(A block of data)
BEGIN

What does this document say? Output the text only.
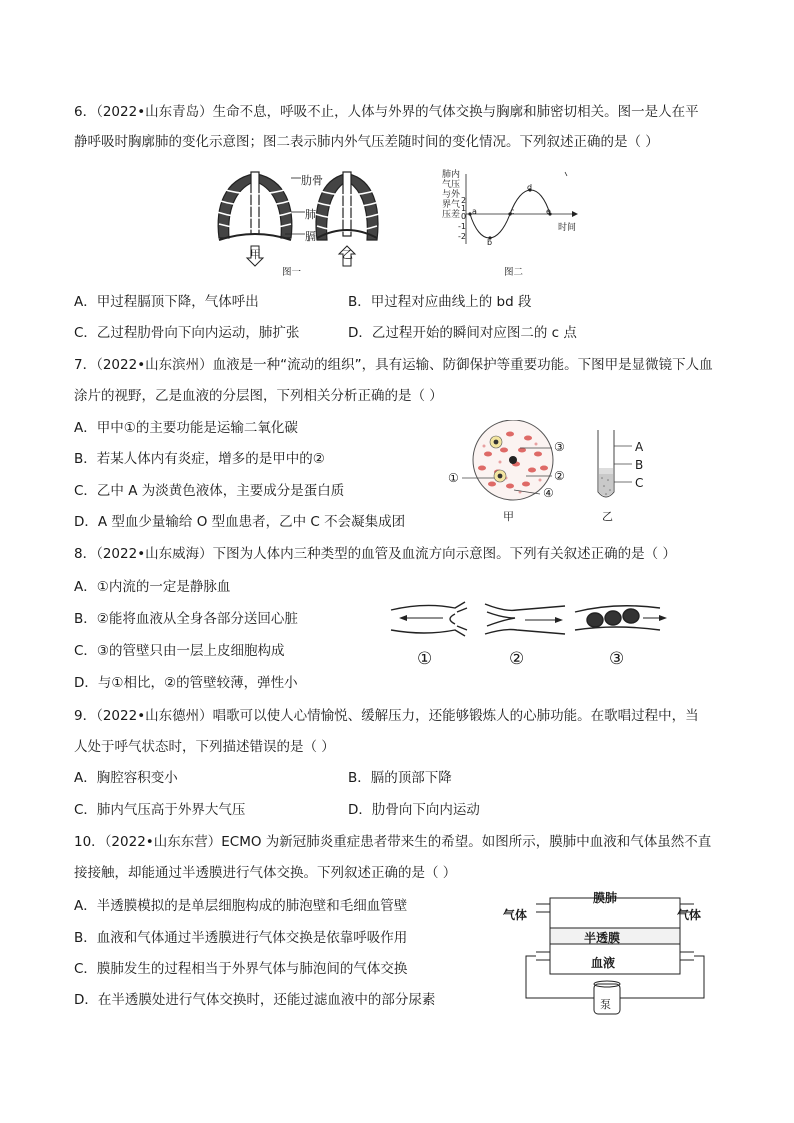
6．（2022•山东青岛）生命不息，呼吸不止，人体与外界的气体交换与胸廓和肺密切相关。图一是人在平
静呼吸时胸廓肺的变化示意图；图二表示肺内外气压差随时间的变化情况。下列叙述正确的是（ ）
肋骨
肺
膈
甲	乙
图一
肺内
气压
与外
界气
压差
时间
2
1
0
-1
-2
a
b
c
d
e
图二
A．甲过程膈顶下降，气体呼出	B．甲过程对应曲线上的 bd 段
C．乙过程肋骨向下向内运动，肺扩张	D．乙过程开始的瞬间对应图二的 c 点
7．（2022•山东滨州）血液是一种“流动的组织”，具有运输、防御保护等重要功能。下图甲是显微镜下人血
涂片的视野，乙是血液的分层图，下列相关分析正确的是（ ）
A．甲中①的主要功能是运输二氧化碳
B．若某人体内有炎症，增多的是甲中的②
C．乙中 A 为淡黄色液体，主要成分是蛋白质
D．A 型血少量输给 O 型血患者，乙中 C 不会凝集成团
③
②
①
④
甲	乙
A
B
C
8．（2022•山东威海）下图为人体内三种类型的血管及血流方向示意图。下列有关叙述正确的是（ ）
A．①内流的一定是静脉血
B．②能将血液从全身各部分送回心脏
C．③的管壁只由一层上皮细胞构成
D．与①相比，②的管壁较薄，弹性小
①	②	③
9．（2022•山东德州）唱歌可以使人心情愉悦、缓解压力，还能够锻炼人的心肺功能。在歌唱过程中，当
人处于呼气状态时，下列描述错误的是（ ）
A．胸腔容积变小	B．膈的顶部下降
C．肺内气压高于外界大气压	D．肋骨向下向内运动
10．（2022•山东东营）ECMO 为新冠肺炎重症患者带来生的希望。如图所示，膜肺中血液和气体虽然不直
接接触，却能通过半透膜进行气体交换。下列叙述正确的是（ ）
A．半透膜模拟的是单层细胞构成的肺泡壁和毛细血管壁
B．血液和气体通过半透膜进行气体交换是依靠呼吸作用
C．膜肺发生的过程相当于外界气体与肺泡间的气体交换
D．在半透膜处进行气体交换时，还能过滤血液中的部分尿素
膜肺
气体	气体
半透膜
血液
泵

END
BEGIN

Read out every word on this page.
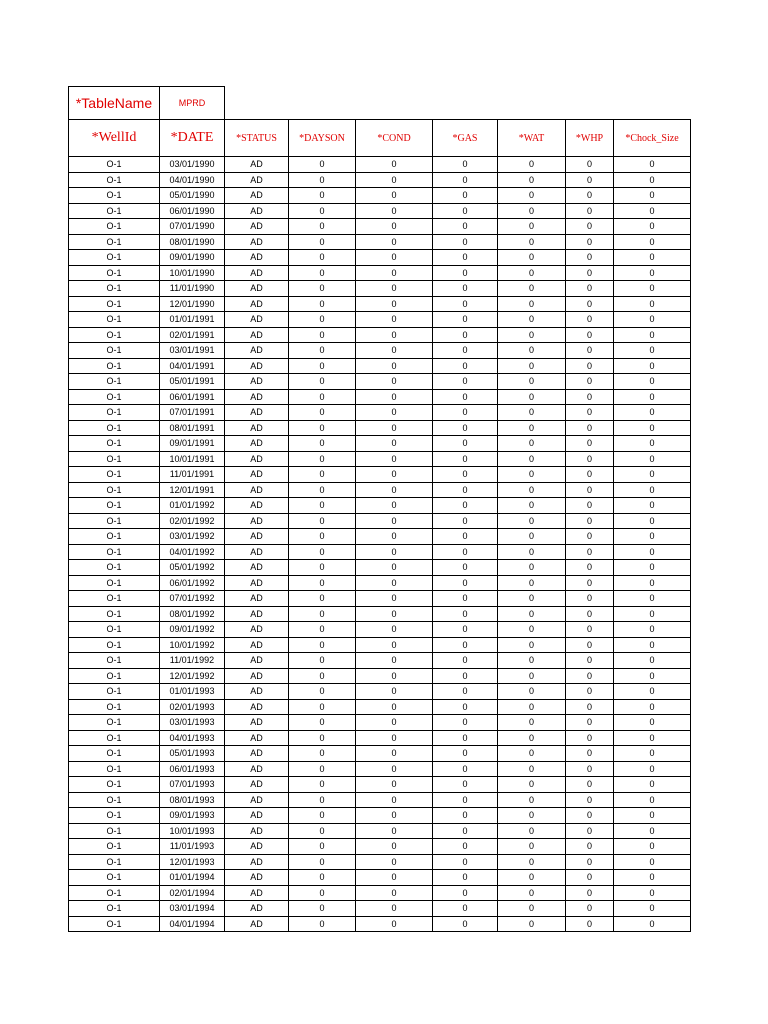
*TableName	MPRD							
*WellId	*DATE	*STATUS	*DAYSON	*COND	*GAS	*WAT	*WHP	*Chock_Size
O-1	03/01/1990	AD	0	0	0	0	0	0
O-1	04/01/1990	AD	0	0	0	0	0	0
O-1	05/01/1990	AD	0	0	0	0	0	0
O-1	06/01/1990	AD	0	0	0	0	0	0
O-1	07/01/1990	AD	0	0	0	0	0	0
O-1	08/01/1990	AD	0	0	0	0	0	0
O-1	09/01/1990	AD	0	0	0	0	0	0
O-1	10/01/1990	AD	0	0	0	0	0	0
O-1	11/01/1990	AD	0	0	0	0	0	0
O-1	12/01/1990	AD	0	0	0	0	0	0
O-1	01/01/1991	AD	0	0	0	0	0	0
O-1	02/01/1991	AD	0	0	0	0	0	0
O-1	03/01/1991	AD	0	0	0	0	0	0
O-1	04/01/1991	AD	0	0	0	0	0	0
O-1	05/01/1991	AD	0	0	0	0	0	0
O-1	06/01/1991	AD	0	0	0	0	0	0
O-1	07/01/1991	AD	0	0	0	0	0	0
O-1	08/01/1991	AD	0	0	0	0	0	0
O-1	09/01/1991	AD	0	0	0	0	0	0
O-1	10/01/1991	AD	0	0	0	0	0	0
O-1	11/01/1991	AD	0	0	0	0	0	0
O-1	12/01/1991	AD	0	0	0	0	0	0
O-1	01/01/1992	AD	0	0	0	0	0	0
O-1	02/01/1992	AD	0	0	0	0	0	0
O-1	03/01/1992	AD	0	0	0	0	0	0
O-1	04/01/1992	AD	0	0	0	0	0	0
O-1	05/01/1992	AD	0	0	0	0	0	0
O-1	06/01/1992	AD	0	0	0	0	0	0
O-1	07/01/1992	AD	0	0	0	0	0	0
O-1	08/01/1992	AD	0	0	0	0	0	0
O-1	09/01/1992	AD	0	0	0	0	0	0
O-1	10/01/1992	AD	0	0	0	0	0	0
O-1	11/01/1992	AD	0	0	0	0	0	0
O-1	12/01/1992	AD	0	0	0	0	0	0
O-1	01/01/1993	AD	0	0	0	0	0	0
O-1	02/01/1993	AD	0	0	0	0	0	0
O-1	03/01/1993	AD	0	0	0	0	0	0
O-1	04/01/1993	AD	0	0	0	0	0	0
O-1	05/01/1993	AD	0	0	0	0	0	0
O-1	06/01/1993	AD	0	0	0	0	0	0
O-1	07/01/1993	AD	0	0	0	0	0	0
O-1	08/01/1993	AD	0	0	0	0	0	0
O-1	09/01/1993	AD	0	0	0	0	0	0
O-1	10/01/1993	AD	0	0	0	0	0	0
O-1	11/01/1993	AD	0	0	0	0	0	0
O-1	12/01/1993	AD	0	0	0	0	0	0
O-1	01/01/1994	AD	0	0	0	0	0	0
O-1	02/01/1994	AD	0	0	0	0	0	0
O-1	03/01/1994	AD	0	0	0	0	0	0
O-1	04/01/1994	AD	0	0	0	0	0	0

END
BEGIN

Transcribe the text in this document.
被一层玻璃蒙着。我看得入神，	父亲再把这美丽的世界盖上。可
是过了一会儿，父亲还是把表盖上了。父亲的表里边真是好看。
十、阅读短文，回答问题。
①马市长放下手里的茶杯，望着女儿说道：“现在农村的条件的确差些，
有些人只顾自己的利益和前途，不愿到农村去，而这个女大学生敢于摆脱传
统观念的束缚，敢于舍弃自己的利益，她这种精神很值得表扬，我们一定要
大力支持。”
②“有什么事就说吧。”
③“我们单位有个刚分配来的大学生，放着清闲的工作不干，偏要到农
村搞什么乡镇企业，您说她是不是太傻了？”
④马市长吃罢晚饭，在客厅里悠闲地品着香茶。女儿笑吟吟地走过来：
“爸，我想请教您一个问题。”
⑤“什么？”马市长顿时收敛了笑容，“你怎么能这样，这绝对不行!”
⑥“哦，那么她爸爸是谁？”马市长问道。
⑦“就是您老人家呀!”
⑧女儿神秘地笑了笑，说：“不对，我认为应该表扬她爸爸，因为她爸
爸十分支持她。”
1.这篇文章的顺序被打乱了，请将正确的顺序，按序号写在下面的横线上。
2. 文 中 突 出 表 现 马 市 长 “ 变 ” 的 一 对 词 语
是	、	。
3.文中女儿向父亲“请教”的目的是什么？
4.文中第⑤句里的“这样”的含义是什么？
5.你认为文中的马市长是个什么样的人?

END

What you are asked to do
Look above for lines with the word "下列叙述正确的是" and copy them all.

Right answer
静呼吸时胸廓肺的变化示意图；图二表示肺内外气压差随时间的变化情况。下列叙述正确的是（ ）
接接触，却能通过半透膜进行气体交换。下列叙述正确的是（ ）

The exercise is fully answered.